[Userspace RCU] Introducing a new data structure: Fractal Trie

Wed Apr 1 13:35:09 EDT 2026

Hi!

I've implemented a new RCU Trie data structure, and would welcome
your feedback while it's in development stage.

It's currently sitting in a development branch of my private
userspace-rcu repository. It's currently targeting userspace
applications, but could be ported to the Linux kernel if there is a
use-case for it.

https://github.com/compudj/userspace-rcu-dev/tree/fractal-trie-dev

I've started working on this project around 2012, and I've recently
been able to find time to pursue this work. (Many thanks to ISC.org
for funding this!).

Here are a few major use-cases I see are a good fit:

- DNS resolver,
- IP routing tables.
- Real-time application data structure lookups with strict real-time
   bound limits (wait-free, guaranteed bounded number of cache line
   loads per key byte).

■ **Listed records**

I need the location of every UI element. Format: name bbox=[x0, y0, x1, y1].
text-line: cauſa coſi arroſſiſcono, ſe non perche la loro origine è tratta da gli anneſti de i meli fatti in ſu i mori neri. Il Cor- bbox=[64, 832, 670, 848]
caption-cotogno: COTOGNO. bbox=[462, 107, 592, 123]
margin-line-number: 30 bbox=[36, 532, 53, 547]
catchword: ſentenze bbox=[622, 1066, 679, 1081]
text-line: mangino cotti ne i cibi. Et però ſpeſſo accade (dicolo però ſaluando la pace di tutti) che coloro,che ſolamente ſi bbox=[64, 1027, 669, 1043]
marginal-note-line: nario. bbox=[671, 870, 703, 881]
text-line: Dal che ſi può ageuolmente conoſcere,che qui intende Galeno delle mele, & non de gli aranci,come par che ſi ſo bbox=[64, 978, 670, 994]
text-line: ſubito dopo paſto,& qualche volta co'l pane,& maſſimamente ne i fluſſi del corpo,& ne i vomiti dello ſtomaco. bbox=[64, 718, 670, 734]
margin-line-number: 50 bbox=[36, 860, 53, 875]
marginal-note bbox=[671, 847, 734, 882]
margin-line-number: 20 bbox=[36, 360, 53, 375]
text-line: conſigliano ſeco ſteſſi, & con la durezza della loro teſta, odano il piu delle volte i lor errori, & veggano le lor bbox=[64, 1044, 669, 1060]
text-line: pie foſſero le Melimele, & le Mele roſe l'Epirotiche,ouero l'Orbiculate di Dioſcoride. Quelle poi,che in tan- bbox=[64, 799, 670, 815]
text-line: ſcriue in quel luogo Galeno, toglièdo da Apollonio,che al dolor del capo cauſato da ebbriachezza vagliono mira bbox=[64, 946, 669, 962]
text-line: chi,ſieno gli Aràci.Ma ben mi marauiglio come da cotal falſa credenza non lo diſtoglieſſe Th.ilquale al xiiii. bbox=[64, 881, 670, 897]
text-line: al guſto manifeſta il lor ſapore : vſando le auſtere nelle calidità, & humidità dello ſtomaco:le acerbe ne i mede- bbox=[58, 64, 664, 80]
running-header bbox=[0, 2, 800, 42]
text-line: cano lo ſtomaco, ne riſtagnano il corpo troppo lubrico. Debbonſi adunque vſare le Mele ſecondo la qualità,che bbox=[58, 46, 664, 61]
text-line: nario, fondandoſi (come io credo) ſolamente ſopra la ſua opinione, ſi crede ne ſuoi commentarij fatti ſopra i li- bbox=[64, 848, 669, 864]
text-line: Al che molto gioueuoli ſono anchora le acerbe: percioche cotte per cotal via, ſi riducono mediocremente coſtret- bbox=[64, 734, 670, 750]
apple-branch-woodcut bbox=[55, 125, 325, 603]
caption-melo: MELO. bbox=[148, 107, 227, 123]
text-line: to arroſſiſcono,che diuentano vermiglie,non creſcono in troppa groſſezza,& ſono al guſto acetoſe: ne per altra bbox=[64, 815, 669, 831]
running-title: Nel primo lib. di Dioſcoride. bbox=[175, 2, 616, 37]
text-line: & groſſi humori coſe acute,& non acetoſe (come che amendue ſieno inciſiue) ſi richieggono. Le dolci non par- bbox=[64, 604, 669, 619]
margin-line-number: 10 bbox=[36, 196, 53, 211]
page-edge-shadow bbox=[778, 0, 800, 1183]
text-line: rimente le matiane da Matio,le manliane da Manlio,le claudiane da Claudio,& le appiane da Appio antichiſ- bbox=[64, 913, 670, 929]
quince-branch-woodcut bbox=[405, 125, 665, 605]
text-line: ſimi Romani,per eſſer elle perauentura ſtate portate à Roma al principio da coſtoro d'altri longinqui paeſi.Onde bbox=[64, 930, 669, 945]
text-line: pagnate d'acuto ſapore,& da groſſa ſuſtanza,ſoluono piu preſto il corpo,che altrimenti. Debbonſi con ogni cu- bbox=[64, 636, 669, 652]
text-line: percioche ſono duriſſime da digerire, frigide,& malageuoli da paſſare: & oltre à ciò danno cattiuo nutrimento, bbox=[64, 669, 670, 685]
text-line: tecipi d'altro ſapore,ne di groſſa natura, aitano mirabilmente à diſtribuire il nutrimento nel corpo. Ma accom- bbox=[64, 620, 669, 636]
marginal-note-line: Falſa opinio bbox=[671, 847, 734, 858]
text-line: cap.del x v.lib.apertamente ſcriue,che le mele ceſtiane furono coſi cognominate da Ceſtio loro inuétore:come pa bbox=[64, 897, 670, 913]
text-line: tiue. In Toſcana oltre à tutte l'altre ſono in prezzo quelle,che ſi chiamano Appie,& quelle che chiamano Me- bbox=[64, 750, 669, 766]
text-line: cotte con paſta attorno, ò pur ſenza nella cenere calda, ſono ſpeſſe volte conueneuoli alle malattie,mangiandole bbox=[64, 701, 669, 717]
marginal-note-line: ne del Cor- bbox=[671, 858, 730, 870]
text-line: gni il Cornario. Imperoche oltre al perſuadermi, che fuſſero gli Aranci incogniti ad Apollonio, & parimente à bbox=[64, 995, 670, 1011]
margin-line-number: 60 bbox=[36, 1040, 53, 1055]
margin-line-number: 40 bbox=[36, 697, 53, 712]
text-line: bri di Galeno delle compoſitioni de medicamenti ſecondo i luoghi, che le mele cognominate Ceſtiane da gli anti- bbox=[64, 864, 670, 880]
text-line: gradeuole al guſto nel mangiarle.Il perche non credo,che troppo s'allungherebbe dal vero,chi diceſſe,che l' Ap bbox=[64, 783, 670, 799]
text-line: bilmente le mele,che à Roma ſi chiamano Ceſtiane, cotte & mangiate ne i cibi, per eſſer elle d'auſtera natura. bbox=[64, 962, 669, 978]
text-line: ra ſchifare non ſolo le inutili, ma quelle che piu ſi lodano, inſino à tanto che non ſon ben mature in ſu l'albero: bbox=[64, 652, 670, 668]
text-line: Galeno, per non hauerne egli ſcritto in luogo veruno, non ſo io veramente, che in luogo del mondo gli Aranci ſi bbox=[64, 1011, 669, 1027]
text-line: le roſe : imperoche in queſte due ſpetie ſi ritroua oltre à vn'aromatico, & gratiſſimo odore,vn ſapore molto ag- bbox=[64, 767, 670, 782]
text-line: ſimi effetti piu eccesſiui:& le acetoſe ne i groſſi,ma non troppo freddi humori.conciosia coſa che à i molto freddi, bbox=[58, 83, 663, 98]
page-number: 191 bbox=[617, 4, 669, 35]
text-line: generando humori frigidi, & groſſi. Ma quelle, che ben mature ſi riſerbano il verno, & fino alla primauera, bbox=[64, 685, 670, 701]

■ **Exercise requirements**
Write the next part of the mailing-list post announcing the Fractal Trie, picking up right after its list of use-cases.

■ **Answer to the exercise**
I'm pasting the API header top comment as summary of the feature set
here:

/*
  * urcu/fractal-trie.h
  *
  * Userspace RCU library - Fractal Trie
  *
  * A concurrent, RCU-protected ordered trie mapping variable or
  * fixed-length byte keys to user-defined nodes. Keys are opaque
  * byte sequences with no reserved or sentinel values; unlike
  * tries that rely on NUL or other terminal characters, any byte
  * value may appear at any position in a key. Lookups and
  * traversals are wait-free under the RCU read-side lock and can
  * proceed concurrently with mutations. The internal structure is
  * acyclic by construction: no sequence of concurrent updates can
  * introduce a cycle, ensuring that all lookups and traversals
  * complete in bounded time. Supports exact lookup, partial
  * (prefix) match, ordered iteration, duplicate key chains, and
  * range queries (<=, >=, <, >). A longest-match lookup reports
  * the deepest trie position matching a prefix of the input key,
  * even if that position has no external node.
  *
  * Performance characteristics:
  *
  * - Lookup: At most 2 cache-line accesses per key byte.
  * - Ordered traversal: At most 3 cache-line accesses per node.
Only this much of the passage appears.